| GIVEN PROBLEM |
Write out all of the data without omission, exactly as shown.

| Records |
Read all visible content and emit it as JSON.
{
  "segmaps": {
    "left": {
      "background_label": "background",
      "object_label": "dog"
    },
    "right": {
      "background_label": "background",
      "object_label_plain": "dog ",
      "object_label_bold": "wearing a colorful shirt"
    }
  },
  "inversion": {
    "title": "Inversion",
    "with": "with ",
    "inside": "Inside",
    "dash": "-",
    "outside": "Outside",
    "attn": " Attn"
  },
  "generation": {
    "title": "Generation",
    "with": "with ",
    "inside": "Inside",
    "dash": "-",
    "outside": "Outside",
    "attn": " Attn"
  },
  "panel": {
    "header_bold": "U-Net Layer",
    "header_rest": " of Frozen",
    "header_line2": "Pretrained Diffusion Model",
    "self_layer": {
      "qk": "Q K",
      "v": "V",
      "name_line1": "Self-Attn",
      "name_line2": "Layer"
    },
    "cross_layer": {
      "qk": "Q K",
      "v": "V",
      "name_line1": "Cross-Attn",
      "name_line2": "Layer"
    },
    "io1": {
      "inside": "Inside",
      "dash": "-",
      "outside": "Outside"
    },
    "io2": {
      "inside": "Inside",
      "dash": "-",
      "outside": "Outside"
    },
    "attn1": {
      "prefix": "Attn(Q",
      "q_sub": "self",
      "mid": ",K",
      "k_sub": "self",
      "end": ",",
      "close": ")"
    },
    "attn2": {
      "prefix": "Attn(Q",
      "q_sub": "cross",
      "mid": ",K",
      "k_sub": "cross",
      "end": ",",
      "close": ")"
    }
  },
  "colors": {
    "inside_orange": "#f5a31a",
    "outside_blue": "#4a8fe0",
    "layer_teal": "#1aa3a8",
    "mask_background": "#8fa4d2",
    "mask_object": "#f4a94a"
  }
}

| WORKED ANSWER |
Read all visible content and emit it as JSON.
{
  "segmaps": {
    "left": {
      "background_label": "background",
      "object_label": "dog"
    },
    "right": {
      "background_label": "background",
      "object_label_plain": "dog ",
      "object_label_bold": "wearing a colorful shirt"
    }
  },
  "inversion": {
    "title": "Inversion",
    "with": "with ",
    "inside": "Inside",
    "dash": "-",
    "outside": "Outside",
    "attn": " Attn"
  },
  "generation": {
    "title": "Generation",
    "with": "with ",
    "inside": "Inside",
    "dash": "-",
    "outside": "Outside",
    "attn": " Attn"
  },
  "panel": {
    "header_bold": "U-Net Layer",
    "header_rest": " of Frozen",
    "header_line2": "Pretrained Diffusion Model",
    "self_layer": {
      "qk": "Q K",
      "v": "V",
      "name_line1": "Self-Attn",
      "name_line2": "Layer"
    },
    "cross_layer": {
      "qk": "Q K",
      "v": "V",
      "name_line1": "Cross-Attn",
      "name_line2": "Layer"
    },
    "io1": {
      "inside": "Inside",
      "dash": "-",
      "outside": "Outside"
    },
    "io2": {
      "inside": "Inside",
      "dash": "-",
      "outside": "Outside"
    },
    "attn1": {
      "prefix": "Attn(Q",
      "q_sub": "self",
      "mid": ",K",
      "k_sub": "self",
      "end": ",",
      "close": ")"
    },
    "attn2": {
      "prefix": "Attn(Q",
      "q_sub": "cross",
      "mid": ",K",
      "k_sub": "cross",
      "end": ",",
      "close": ")"
    }
  },
  "colors": {
    "inside_orange": "#f5a31a",
    "outside_blue": "#4a8fe0",
    "layer_teal": "#1aa3a8",
    "mask_background": "#8fa4d2",
    "mask_object": "#f4a94a"
  }
}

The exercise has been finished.